▶ INSTRUCTIONS TO FOLLOW
Reproduce every entry below precisely; do not include the pictures.

▶ RECORDS PROVIDED
=====

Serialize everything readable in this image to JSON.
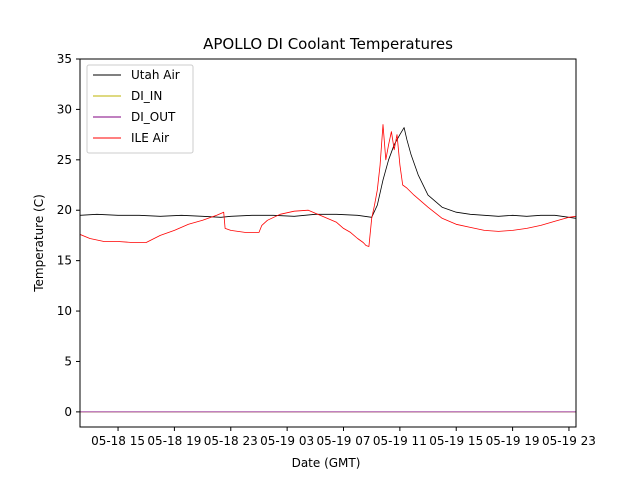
{
  "chart_data": {
    "type": "line",
    "title": "APOLLO DI Coolant Temperatures",
    "xlabel": "Date (GMT)",
    "ylabel": "Temperature (C)",
    "xlim_hours": [
      12.3,
      47.5
    ],
    "ylim": [
      -1.5,
      35
    ],
    "grid": false,
    "legend_position": "top-left",
    "x_ticks": [
      {
        "hour": 15,
        "label": "05-18 15"
      },
      {
        "hour": 19,
        "label": "05-18 19"
      },
      {
        "hour": 23,
        "label": "05-18 23"
      },
      {
        "hour": 27,
        "label": "05-19 03"
      },
      {
        "hour": 31,
        "label": "05-19 07"
      },
      {
        "hour": 35,
        "label": "05-19 11"
      },
      {
        "hour": 39,
        "label": "05-19 15"
      },
      {
        "hour": 43,
        "label": "05-19 19"
      },
      {
        "hour": 47,
        "label": "05-19 23"
      }
    ],
    "y_ticks": [
      0,
      5,
      10,
      15,
      20,
      25,
      30,
      35
    ],
    "series": [
      {
        "name": "Utah Air",
        "color": "#000000",
        "x": [
          12.3,
          13.5,
          15.0,
          16.5,
          18.0,
          19.5,
          21.0,
          22.3,
          23.0,
          24.5,
          26.0,
          27.5,
          29.0,
          30.5,
          32.0,
          33.0,
          33.4,
          33.8,
          34.2,
          34.6,
          35.0,
          35.3,
          35.5,
          35.8,
          36.3,
          37.0,
          38.0,
          39.0,
          40.0,
          41.0,
          42.0,
          43.0,
          44.0,
          45.0,
          46.0,
          47.0,
          47.5
        ],
        "y": [
          19.5,
          19.6,
          19.5,
          19.5,
          19.4,
          19.5,
          19.4,
          19.3,
          19.4,
          19.5,
          19.5,
          19.4,
          19.6,
          19.6,
          19.5,
          19.3,
          20.5,
          23.0,
          25.0,
          26.5,
          27.5,
          28.2,
          27.0,
          25.5,
          23.5,
          21.5,
          20.3,
          19.8,
          19.6,
          19.5,
          19.4,
          19.5,
          19.4,
          19.5,
          19.5,
          19.3,
          19.2
        ]
      },
      {
        "name": "DI_IN",
        "color": "#bcb300",
        "x": [
          12.3,
          47.5
        ],
        "y": [
          0.0,
          0.0
        ]
      },
      {
        "name": "DI_OUT",
        "color": "#800080",
        "x": [
          12.3,
          47.5
        ],
        "y": [
          0.0,
          0.0
        ]
      },
      {
        "name": "ILE Air",
        "color": "#ff0000",
        "x": [
          12.3,
          13.0,
          14.0,
          15.0,
          16.0,
          17.0,
          18.0,
          19.0,
          20.0,
          21.0,
          22.0,
          22.5,
          22.6,
          23.0,
          24.0,
          25.0,
          25.2,
          25.6,
          26.5,
          27.5,
          28.5,
          29.5,
          30.5,
          31.0,
          31.5,
          32.0,
          32.4,
          32.6,
          32.8,
          33.0,
          33.2,
          33.4,
          33.6,
          33.8,
          34.0,
          34.2,
          34.4,
          34.6,
          34.8,
          35.0,
          35.2,
          35.5,
          36.0,
          37.0,
          38.0,
          39.0,
          40.0,
          41.0,
          42.0,
          43.0,
          44.0,
          45.0,
          46.0,
          47.0,
          47.5
        ],
        "y": [
          17.6,
          17.2,
          16.9,
          16.9,
          16.8,
          16.8,
          17.5,
          18.0,
          18.6,
          19.0,
          19.5,
          19.8,
          18.2,
          18.0,
          17.8,
          17.8,
          18.5,
          19.0,
          19.6,
          19.9,
          20.0,
          19.4,
          18.8,
          18.2,
          17.8,
          17.2,
          16.8,
          16.5,
          16.4,
          19.2,
          20.5,
          22.0,
          24.5,
          28.5,
          25.0,
          26.5,
          27.8,
          26.0,
          27.5,
          24.5,
          22.5,
          22.2,
          21.5,
          20.3,
          19.2,
          18.6,
          18.3,
          18.0,
          17.9,
          18.0,
          18.2,
          18.5,
          18.9,
          19.3,
          19.4
        ]
      }
    ]
  }
}
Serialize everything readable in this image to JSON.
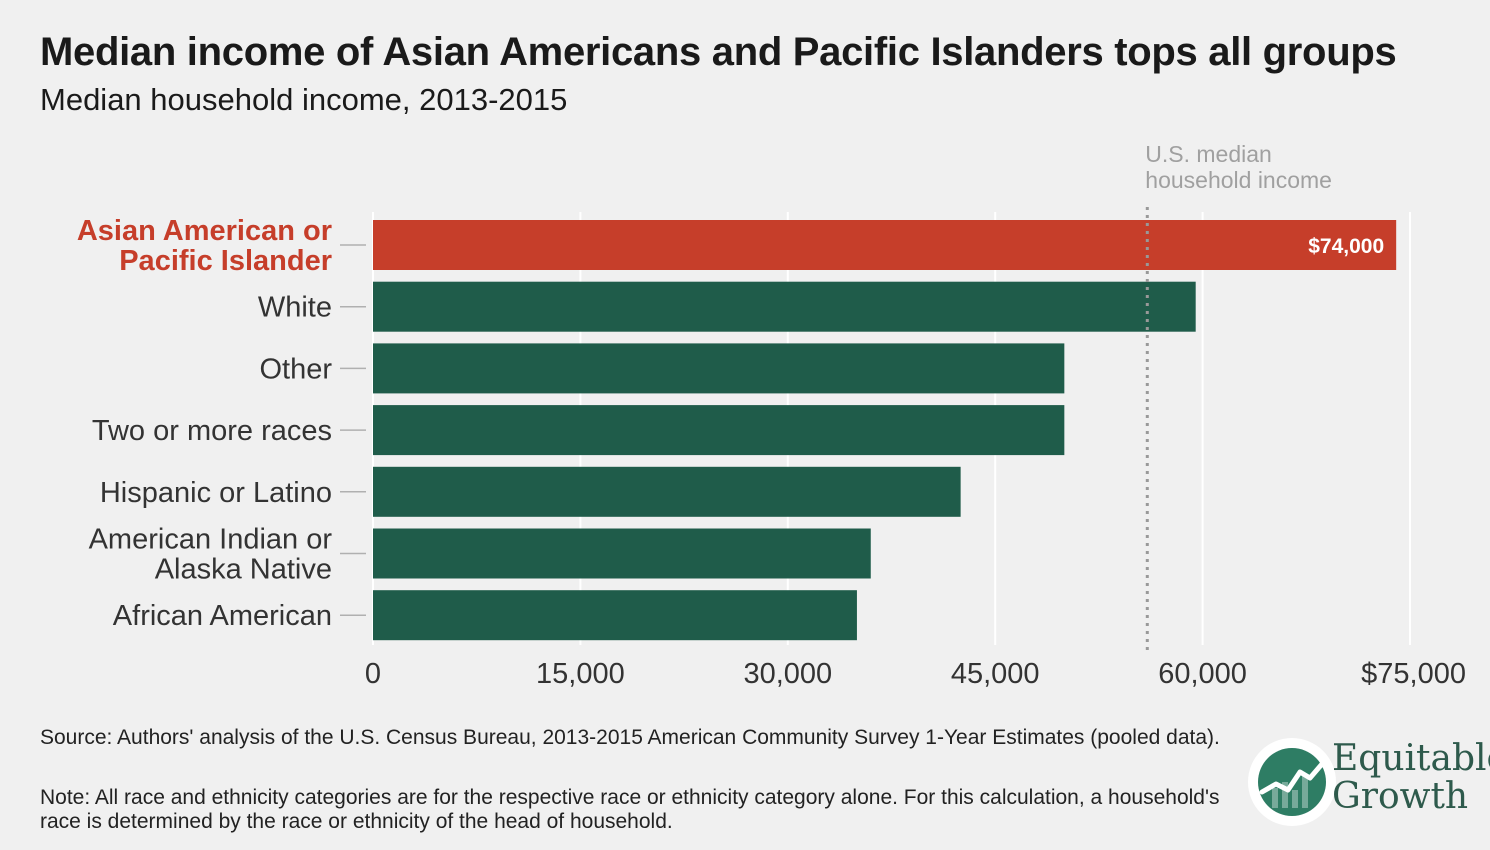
{
  "title": "Median income of Asian Americans and Pacific Islanders tops all groups",
  "subtitle": "Median household income, 2013-2015",
  "chart_data": {
    "type": "bar",
    "orientation": "horizontal",
    "categories": [
      [
        "Asian American or",
        "Pacific Islander"
      ],
      [
        "White"
      ],
      [
        "Other"
      ],
      [
        "Two or more races"
      ],
      [
        "Hispanic or Latino"
      ],
      [
        "American Indian or",
        "Alaska Native"
      ],
      [
        "African American"
      ]
    ],
    "values": [
      74000,
      59500,
      50000,
      50000,
      42500,
      36000,
      35000
    ],
    "highlight_index": 0,
    "data_labels": [
      "$74,000",
      "",
      "",
      "",
      "",
      "",
      ""
    ],
    "xlim": [
      0,
      75000
    ],
    "x_ticks": [
      0,
      15000,
      30000,
      45000,
      60000,
      75000
    ],
    "x_tick_labels": [
      "0",
      "15,000",
      "30,000",
      "45,000",
      "60,000",
      "$75,000"
    ],
    "reference_line": {
      "value": 56000,
      "label": [
        "U.S. median",
        "household income"
      ],
      "style": "dotted"
    },
    "grid": "vertical",
    "colors": {
      "highlight": "#c63e2a",
      "bar": "#1f5c4a",
      "grid": "#ffffff",
      "reference": "#999999",
      "highlight_label": "#c63e2a",
      "label": "#333333"
    }
  },
  "footer": {
    "source": "Source: Authors' analysis of the U.S. Census Bureau, 2013-2015 American Community Survey 1-Year Estimates (pooled data).",
    "note": "Note: All race and ethnicity categories are for the respective race or ethnicity category alone. For this calculation, a household's race is determined by the race or ethnicity of the head of household."
  },
  "logo": {
    "icon": "equitable-growth-chart-icon",
    "line1": "Equitable",
    "line2": "Growth",
    "colors": {
      "green": "#2e7d64",
      "dark": "#2e5a4c"
    }
  }
}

=====

▶ RESULT OF THIS EXERCISE
Serialize everything readable in this image to JSON.
{
  "chart_data": {
    "type": "line",
    "title": "APOLLO DI Coolant Temperatures",
    "xlabel": "Date (GMT)",
    "ylabel": "Temperature (C)",
    "xlim_hours": [
      12.3,
      47.5
    ],
    "ylim": [
      -1.5,
      35
    ],
    "grid": false,
    "legend_position": "top-left",
    "x_ticks": [
      {
        "hour": 15,
        "label": "05-18 15"
      },
      {
        "hour": 19,
        "label": "05-18 19"
      },
      {
        "hour": 23,
        "label": "05-18 23"
      },
      {
        "hour": 27,
        "label": "05-19 03"
      },
      {
        "hour": 31,
        "label": "05-19 07"
      },
      {
        "hour": 35,
        "label": "05-19 11"
      },
      {
        "hour": 39,
        "label": "05-19 15"
      },
      {
        "hour": 43,
        "label": "05-19 19"
      },
      {
        "hour": 47,
        "label": "05-19 23"
      }
    ],
    "y_ticks": [
      0,
      5,
      10,
      15,
      20,
      25,
      30,
      35
    ],
    "series": [
      {
        "name": "Utah Air",
        "color": "#000000",
        "x": [
          12.3,
          13.5,
          15.0,
          16.5,
          18.0,
          19.5,
          21.0,
          22.3,
          23.0,
          24.5,
          26.0,
          27.5,
          29.0,
          30.5,
          32.0,
          33.0,
          33.4,
          33.8,
          34.2,
          34.6,
          35.0,
          35.3,
          35.5,
          35.8,
          36.3,
          37.0,
          38.0,
          39.0,
          40.0,
          41.0,
          42.0,
          43.0,
          44.0,
          45.0,
          46.0,
          47.0,
          47.5
        ],
        "y": [
          19.5,
          19.6,
          19.5,
          19.5,
          19.4,
          19.5,
          19.4,
          19.3,
          19.4,
          19.5,
          19.5,
          19.4,
          19.6,
          19.6,
          19.5,
          19.3,
          20.5,
          23.0,
          25.0,
          26.5,
          27.5,
          28.2,
          27.0,
          25.5,
          23.5,
          21.5,
          20.3,
          19.8,
          19.6,
          19.5,
          19.4,
          19.5,
          19.4,
          19.5,
          19.5,
          19.3,
          19.2
        ]
      },
      {
        "name": "DI_IN",
        "color": "#bcb300",
        "x": [
          12.3,
          47.5
        ],
        "y": [
          0.0,
          0.0
        ]
      },
      {
        "name": "DI_OUT",
        "color": "#800080",
        "x": [
          12.3,
          47.5
        ],
        "y": [
          0.0,
          0.0
        ]
      },
      {
        "name": "ILE Air",
        "color": "#ff0000",
        "x": [
          12.3,
          13.0,
          14.0,
          15.0,
          16.0,
          17.0,
          18.0,
          19.0,
          20.0,
          21.0,
          22.0,
          22.5,
          22.6,
          23.0,
          24.0,
          25.0,
          25.2,
          25.6,
          26.5,
          27.5,
          28.5,
          29.5,
          30.5,
          31.0,
          31.5,
          32.0,
          32.4,
          32.6,
          32.8,
          33.0,
          33.2,
          33.4,
          33.6,
          33.8,
          34.0,
          34.2,
          34.4,
          34.6,
          34.8,
          35.0,
          35.2,
          35.5,
          36.0,
          37.0,
          38.0,
          39.0,
          40.0,
          41.0,
          42.0,
          43.0,
          44.0,
          45.0,
          46.0,
          47.0,
          47.5
        ],
        "y": [
          17.6,
          17.2,
          16.9,
          16.9,
          16.8,
          16.8,
          17.5,
          18.0,
          18.6,
          19.0,
          19.5,
          19.8,
          18.2,
          18.0,
          17.8,
          17.8,
          18.5,
          19.0,
          19.6,
          19.9,
          20.0,
          19.4,
          18.8,
          18.2,
          17.8,
          17.2,
          16.8,
          16.5,
          16.4,
          19.2,
          20.5,
          22.0,
          24.5,
          28.5,
          25.0,
          26.5,
          27.8,
          26.0,
          27.5,
          24.5,
          22.5,
          22.2,
          21.5,
          20.3,
          19.2,
          18.6,
          18.3,
          18.0,
          17.9,
          18.0,
          18.2,
          18.5,
          18.9,
          19.3,
          19.4
        ]
      }
    ]
  }
}
Serialize everything readable in this image to JSON.
{
  "title": "Median income of Asian Americans and Pacific Islanders tops all groups",
  "subtitle": "Median household income, 2013-2015",
  "chart_data": {
    "type": "bar",
    "orientation": "horizontal",
    "categories": [
      [
        "Asian American or",
        "Pacific Islander"
      ],
      [
        "White"
      ],
      [
        "Other"
      ],
      [
        "Two or more races"
      ],
      [
        "Hispanic or Latino"
      ],
      [
        "American Indian or",
        "Alaska Native"
      ],
      [
        "African American"
      ]
    ],
    "values": [
      74000,
      59500,
      50000,
      50000,
      42500,
      36000,
      35000
    ],
    "highlight_index": 0,
    "data_labels": [
      "$74,000",
      "",
      "",
      "",
      "",
      "",
      ""
    ],
    "xlim": [
      0,
      75000
    ],
    "x_ticks": [
      0,
      15000,
      30000,
      45000,
      60000,
      75000
    ],
    "x_tick_labels": [
      "0",
      "15,000",
      "30,000",
      "45,000",
      "60,000",
      "$75,000"
    ],
    "reference_line": {
      "value": 56000,
      "label": [
        "U.S. median",
        "household income"
      ],
      "style": "dotted"
    },
    "grid": "vertical",
    "colors": {
      "highlight": "#c63e2a",
      "bar": "#1f5c4a",
      "grid": "#ffffff",
      "reference": "#999999",
      "highlight_label": "#c63e2a",
      "label": "#333333"
    }
  },
  "footer": {
    "source": "Source: Authors' analysis of the U.S. Census Bureau, 2013-2015 American Community Survey 1-Year Estimates (pooled data).",
    "note": "Note: All race and ethnicity categories are for the respective race or ethnicity category alone. For this calculation, a household's race is determined by the race or ethnicity of the head of household."
  },
  "logo": {
    "icon": "equitable-growth-chart-icon",
    "line1": "Equitable",
    "line2": "Growth",
    "colors": {
      "green": "#2e7d64",
      "dark": "#2e5a4c"
    }
  }
}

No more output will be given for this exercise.